● **Short exercise**
Rewrite as a numbered list the entries from the line containing "gridline — [536, 172, 538, 532]" down to the line containing "value-label: 10.00% — [637, 304, 692, 323]", both included. Leave out blank lines.

Element boundary entries:

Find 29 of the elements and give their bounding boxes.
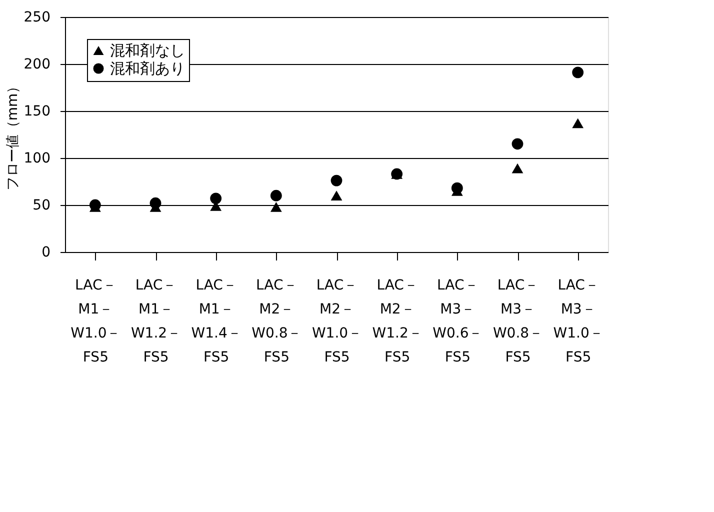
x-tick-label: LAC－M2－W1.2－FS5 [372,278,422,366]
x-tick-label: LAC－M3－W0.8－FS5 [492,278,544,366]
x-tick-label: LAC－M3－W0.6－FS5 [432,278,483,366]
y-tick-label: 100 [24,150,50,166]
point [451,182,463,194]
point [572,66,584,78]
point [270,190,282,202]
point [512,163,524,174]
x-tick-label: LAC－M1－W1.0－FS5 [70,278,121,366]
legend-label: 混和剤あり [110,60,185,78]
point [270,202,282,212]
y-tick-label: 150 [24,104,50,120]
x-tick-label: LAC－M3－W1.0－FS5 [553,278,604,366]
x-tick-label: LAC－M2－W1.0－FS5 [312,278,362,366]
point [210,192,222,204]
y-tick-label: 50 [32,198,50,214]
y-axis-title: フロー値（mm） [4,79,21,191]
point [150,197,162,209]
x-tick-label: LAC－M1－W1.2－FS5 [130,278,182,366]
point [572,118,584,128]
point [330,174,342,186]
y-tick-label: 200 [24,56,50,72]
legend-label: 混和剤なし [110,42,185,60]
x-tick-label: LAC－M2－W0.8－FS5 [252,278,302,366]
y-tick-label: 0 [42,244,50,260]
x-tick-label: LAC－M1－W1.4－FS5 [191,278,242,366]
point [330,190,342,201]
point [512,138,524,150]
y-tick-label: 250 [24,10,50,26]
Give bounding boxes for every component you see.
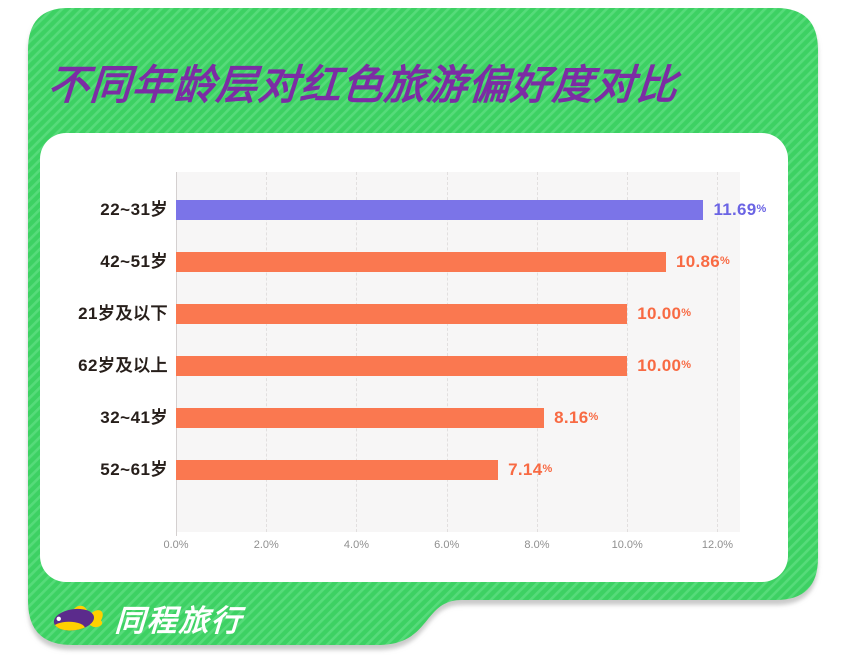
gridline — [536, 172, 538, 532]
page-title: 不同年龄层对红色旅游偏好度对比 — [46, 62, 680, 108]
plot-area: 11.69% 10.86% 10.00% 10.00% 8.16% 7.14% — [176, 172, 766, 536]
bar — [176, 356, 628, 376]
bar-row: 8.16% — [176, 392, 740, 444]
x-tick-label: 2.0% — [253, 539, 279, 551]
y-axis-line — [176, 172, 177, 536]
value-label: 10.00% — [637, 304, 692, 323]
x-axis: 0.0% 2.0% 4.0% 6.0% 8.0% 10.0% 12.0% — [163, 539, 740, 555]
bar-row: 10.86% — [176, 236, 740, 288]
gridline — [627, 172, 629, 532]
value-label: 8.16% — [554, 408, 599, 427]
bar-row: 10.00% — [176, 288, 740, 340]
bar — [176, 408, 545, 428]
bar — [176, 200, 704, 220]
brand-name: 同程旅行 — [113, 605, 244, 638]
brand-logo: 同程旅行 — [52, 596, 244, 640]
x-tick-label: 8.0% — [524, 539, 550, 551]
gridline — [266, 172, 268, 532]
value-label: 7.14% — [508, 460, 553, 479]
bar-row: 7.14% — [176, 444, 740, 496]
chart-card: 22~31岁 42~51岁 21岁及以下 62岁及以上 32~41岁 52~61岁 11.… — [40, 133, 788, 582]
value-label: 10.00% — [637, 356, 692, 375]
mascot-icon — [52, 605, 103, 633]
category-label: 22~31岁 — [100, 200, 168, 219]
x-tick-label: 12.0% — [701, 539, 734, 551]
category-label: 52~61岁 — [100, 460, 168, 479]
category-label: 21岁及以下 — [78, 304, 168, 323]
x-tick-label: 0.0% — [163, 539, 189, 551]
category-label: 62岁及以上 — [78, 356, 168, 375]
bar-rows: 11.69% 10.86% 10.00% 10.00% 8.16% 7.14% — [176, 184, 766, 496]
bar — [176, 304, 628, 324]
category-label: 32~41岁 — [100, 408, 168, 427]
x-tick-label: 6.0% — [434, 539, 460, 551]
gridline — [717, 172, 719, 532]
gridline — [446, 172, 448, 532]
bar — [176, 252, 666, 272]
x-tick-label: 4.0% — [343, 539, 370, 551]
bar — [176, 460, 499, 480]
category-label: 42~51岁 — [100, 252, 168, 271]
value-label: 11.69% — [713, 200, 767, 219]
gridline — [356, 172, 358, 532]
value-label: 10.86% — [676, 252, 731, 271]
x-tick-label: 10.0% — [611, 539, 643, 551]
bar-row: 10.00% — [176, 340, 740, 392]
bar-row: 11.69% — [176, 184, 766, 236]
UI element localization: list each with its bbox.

● **Answer below**
1. gridline — [536, 172, 538, 532]
2. page-title: 不同年龄层对红色旅游偏好度对比 — [46, 62, 680, 108]
3. plot-area: 11.69% 10.86% 10.00% 10.00% 8.16% 7.14% — [176, 172, 766, 536]
4. bar — [176, 356, 628, 376]
5. bar-row: 8.16% — [176, 392, 740, 444]
6. x-tick-label: 2.0% — [253, 539, 279, 551]
7. y-axis-line — [176, 172, 177, 536]
8. value-label: 10.00% — [637, 304, 692, 323]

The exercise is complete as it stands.